* **Work instructions**:
Would you transcribe each entry exactly as it stands, omitting the pictures?

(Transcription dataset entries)
/---

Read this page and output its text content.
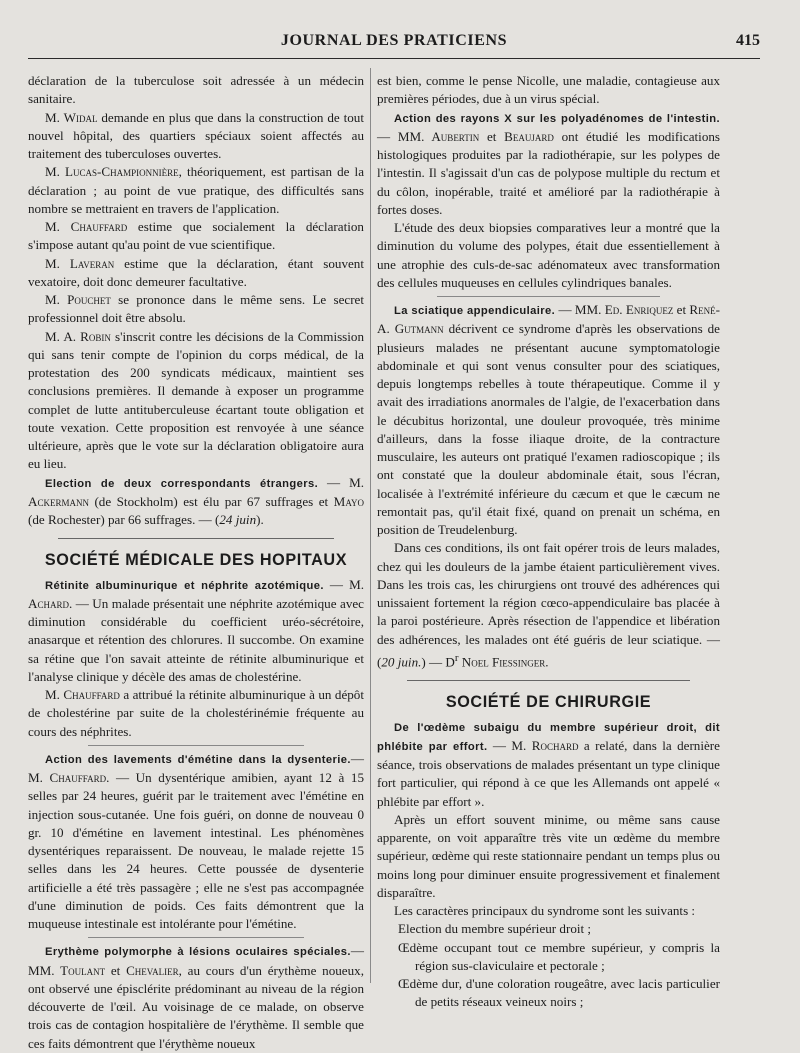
JOURNAL DES PRATICIENS	415

déclaration de la tuberculose soit adressée à un médecin sanitaire.

M. Widal demande en plus que dans la construction de tout nouvel hôpital, des quartiers spéciaux soient affectés au traitement des tuberculoses ouvertes.

M. Lucas-Championnière, théoriquement, est partisan de la déclaration ; au point de vue pratique, des difficultés sans nombre se mettraient en travers de l'application.

M. Chauffard estime que socialement la déclaration s'impose autant qu'au point de vue scientifique.

M. Laveran estime que la déclaration, étant souvent vexatoire, doit donc demeurer facultative.

M. Pouchet se prononce dans le même sens. Le secret professionnel doit être absolu.

M. A. Robin s'inscrit contre les décisions de la Commission qui sans tenir compte de l'opinion du corps médical, de la protestation des 200 syndicats médicaux, maintient ses conclusions premières. Il demande à exposer un programme complet de lutte antituberculeuse écartant toute obligation et toute vexation. Cette proposition est renvoyée à une séance ultérieure, après que le vote sur la déclaration obligatoire aura eu lieu.

Election de deux correspondants étrangers. — M. Ackermann (de Stockholm) est élu par 67 suffrages et Mayo (de Rochester) par 66 suffrages. — (24 juin).

SOCIÉTÉ MÉDICALE DES HOPITAUX

Rétinite albuminurique et néphrite azotémique. — M. Achard. — Un malade présentait une néphrite azotémique avec diminution considérable du coefficient uréo-sécrétoire, anasarque et rétention des chlorures. Il succombe. On examine sa rétine que l'on savait atteinte de rétinite albuminurique et l'analyse clinique y décèle des amas de cholestérine.

M. Chauffard a attribué la rétinite albuminurique à un dépôt de cholestérine par suite de la cholestérinémie fréquente au cours des néphrites.

Action des lavements d'émétine dans la dysenterie.—M. Chauffard. — Un dysentérique amibien, ayant 12 à 15 selles par 24 heures, guérit par le traitement avec l'émétine en injection sous-cutanée. Une fois guéri, on donne de nouveau 0 gr. 10 d'émétine en lavement intestinal. Les phénomènes dysentériques reparaissent. De nouveau, le malade rejette 15 selles dans les 24 heures. Cette poussée de dysenterie artificielle a été très passagère ; elle ne s'est pas accompagnée d'une diminution de poids. Ces faits démontrent que la muqueuse intestinale est intolérante pour l'émétine.

Erythème polymorphe à lésions oculaires spéciales.—MM. Toulant et Chevalier, au cours d'un érythème noueux, ont observé une épisclérite prédominant au niveau de la région découverte de l'œil. Au voisinage de ce malade, on observe trois cas de contagion hospitalière de l'érythème. Il semble que ces faits démontrent que l'érythème noueux

est bien, comme le pense Nicolle, une maladie, contagieuse aux premières périodes, due à un virus spécial.

Action des rayons X sur les polyadénomes de l'intestin. — MM. Aubertin et Beaujard ont étudié les modifications histologiques produites par la radiothérapie, sur les polypes de l'intestin. Il s'agissait d'un cas de polypose multiple du rectum et du côlon, inopérable, traité et amélioré par la radiothérapie à fortes doses.

L'étude des deux biopsies comparatives leur a montré que la diminution du volume des polypes, était due essentiellement à une atrophie des culs-de-sac adénomateux avec transformation des cellules muqueuses en cellules cylindriques banales.

La sciatique appendiculaire. — MM. Ed. Enriquez et René-A. Gutmann décrivent ce syndrome d'après les observations de plusieurs malades ne présentant aucune symptomatologie abdominale et qui sont venus consulter pour des sciatiques, depuis longtemps rebelles à toute thérapeutique. Comme il y avait des irradiations anormales de l'algie, de l'exacerbation dans le décubitus horizontal, une douleur provoquée, très minime d'ailleurs, dans la fosse iliaque droite, de la contracture musculaire, les auteurs ont pratiqué l'examen radioscopique ; ils ont constaté que la douleur abdominale était, sous l'écran, localisée à l'extrémité inférieure du cæcum et que le cæcum ne remontait pas, qu'il était fixé, quand on prenait un schéma, en position de Treudelenburg.

Dans ces conditions, ils ont fait opérer trois de leurs malades, chez qui les douleurs de la jambe étaient particulièrement vives. Dans les trois cas, les chirurgiens ont trouvé des adhérences qui unissaient fortement la région cœco-appendiculaire bas placée à la paroi postérieure. Après résection de l'appendice et libération des adhérences, les malades ont été guéris de leur sciatique. — (20 juin.) — $D^r$ Noel Fiessinger.

SOCIÉTÉ DE CHIRURGIE

De l'œdème subaigu du membre supérieur droit, dit phlébite par effort. — M. Rochard a relaté, dans la dernière séance, trois observations de malades présentant un type clinique fort particulier, qui répond à ce que les Allemands ont appelé « phlébite par effort ».

Après un effort souvent minime, ou même sans cause apparente, on voit apparaître très vite un œdème du membre supérieur, œdème qui reste stationnaire pendant un temps plus ou moins long pour diminuer ensuite progressivement et finalement disparaître.

Les caractères principaux du syndrome sont les suivants :

Election du membre supérieur droit ;

Œdème occupant tout ce membre supérieur, y compris la région sus-claviculaire et pectorale ;

Œdème dur, d'une coloration rougeâtre, avec lacis particulier de petits réseaux veineux noirs ;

\---

* **Written answer**:
Read this page and output its text content.
JOURNAL DES PRATICIENS	415

déclaration de la tuberculose soit adressée à un médecin sanitaire.

M. Widal demande en plus que dans la construction de tout nouvel hôpital, des quartiers spéciaux soient affectés au traitement des tuberculoses ouvertes.

M. Lucas-Championnière, théoriquement, est partisan de la déclaration ; au point de vue pratique, des difficultés sans nombre se mettraient en travers de l'application.

M. Chauffard estime que socialement la déclaration s'impose autant qu'au point de vue scientifique.

M. Laveran estime que la déclaration, étant souvent vexatoire, doit donc demeurer facultative.

M. Pouchet se prononce dans le même sens. Le secret professionnel doit être absolu.

M. A. Robin s'inscrit contre les décisions de la Commission qui sans tenir compte de l'opinion du corps médical, de la protestation des 200 syndicats médicaux, maintient ses conclusions premières. Il demande à exposer un programme complet de lutte antituberculeuse écartant toute obligation et toute vexation. Cette proposition est renvoyée à une séance ultérieure, après que le vote sur la déclaration obligatoire aura eu lieu.

Election de deux correspondants étrangers. — M. Ackermann (de Stockholm) est élu par 67 suffrages et Mayo (de Rochester) par 66 suffrages. — (24 juin).

SOCIÉTÉ MÉDICALE DES HOPITAUX

Rétinite albuminurique et néphrite azotémique. — M. Achard. — Un malade présentait une néphrite azotémique avec diminution considérable du coefficient uréo-sécrétoire, anasarque et rétention des chlorures. Il succombe. On examine sa rétine que l'on savait atteinte de rétinite albuminurique et l'analyse clinique y décèle des amas de cholestérine.

M. Chauffard a attribué la rétinite albuminurique à un dépôt de cholestérine par suite de la cholestérinémie fréquente au cours des néphrites.

Action des lavements d'émétine dans la dysenterie.—M. Chauffard. — Un dysentérique amibien, ayant 12 à 15 selles par 24 heures, guérit par le traitement avec l'émétine en injection sous-cutanée. Une fois guéri, on donne de nouveau 0 gr. 10 d'émétine en lavement intestinal. Les phénomènes dysentériques reparaissent. De nouveau, le malade rejette 15 selles dans les 24 heures. Cette poussée de dysenterie artificielle a été très passagère ; elle ne s'est pas accompagnée d'une diminution de poids. Ces faits démontrent que la muqueuse intestinale est intolérante pour l'émétine.

Erythème polymorphe à lésions oculaires spéciales.—MM. Toulant et Chevalier, au cours d'un érythème noueux, ont observé une épisclérite prédominant au niveau de la région découverte de l'œil. Au voisinage de ce malade, on observe trois cas de contagion hospitalière de l'érythème. Il semble que ces faits démontrent que l'érythème noueux

est bien, comme le pense Nicolle, une maladie, contagieuse aux premières périodes, due à un virus spécial.

Action des rayons X sur les polyadénomes de l'intestin. — MM. Aubertin et Beaujard ont étudié les modifications histologiques produites par la radiothérapie, sur les polypes de l'intestin. Il s'agissait d'un cas de polypose multiple du rectum et du côlon, inopérable, traité et amélioré par la radiothérapie à fortes doses.

L'étude des deux biopsies comparatives leur a montré que la diminution du volume des polypes, était due essentiellement à une atrophie des culs-de-sac adénomateux avec transformation des cellules muqueuses en cellules cylindriques banales.

La sciatique appendiculaire. — MM. Ed. Enriquez et René-A. Gutmann décrivent ce syndrome d'après les observations de plusieurs malades ne présentant aucune symptomatologie abdominale et qui sont venus consulter pour des sciatiques, depuis longtemps rebelles à toute thérapeutique. Comme il y avait des irradiations anormales de l'algie, de l'exacerbation dans le décubitus horizontal, une douleur provoquée, très minime d'ailleurs, dans la fosse iliaque droite, de la contracture musculaire, les auteurs ont pratiqué l'examen radioscopique ; ils ont constaté que la douleur abdominale était, sous l'écran, localisée à l'extrémité inférieure du cæcum et que le cæcum ne remontait pas, qu'il était fixé, quand on prenait un schéma, en position de Treudelenburg.

Dans ces conditions, ils ont fait opérer trois de leurs malades, chez qui les douleurs de la jambe étaient particulièrement vives. Dans les trois cas, les chirurgiens ont trouvé des adhérences qui unissaient fortement la région cœco-appendiculaire bas placée à la paroi postérieure. Après résection de l'appendice et libération des adhérences, les malades ont été guéris de leur sciatique. — (20 juin.) — $D^r$ Noel Fiessinger.

SOCIÉTÉ DE CHIRURGIE

De l'œdème subaigu du membre supérieur droit, dit phlébite par effort. — M. Rochard a relaté, dans la dernière séance, trois observations de malades présentant un type clinique fort particulier, qui répond à ce que les Allemands ont appelé « phlébite par effort ».

Après un effort souvent minime, ou même sans cause apparente, on voit apparaître très vite un œdème du membre supérieur, œdème qui reste stationnaire pendant un temps plus ou moins long pour diminuer ensuite progressivement et finalement disparaître.

Les caractères principaux du syndrome sont les suivants :

Election du membre supérieur droit ;

Œdème occupant tout ce membre supérieur, y compris la région sus-claviculaire et pectorale ;

Œdème dur, d'une coloration rougeâtre, avec lacis particulier de petits réseaux veineux noirs ;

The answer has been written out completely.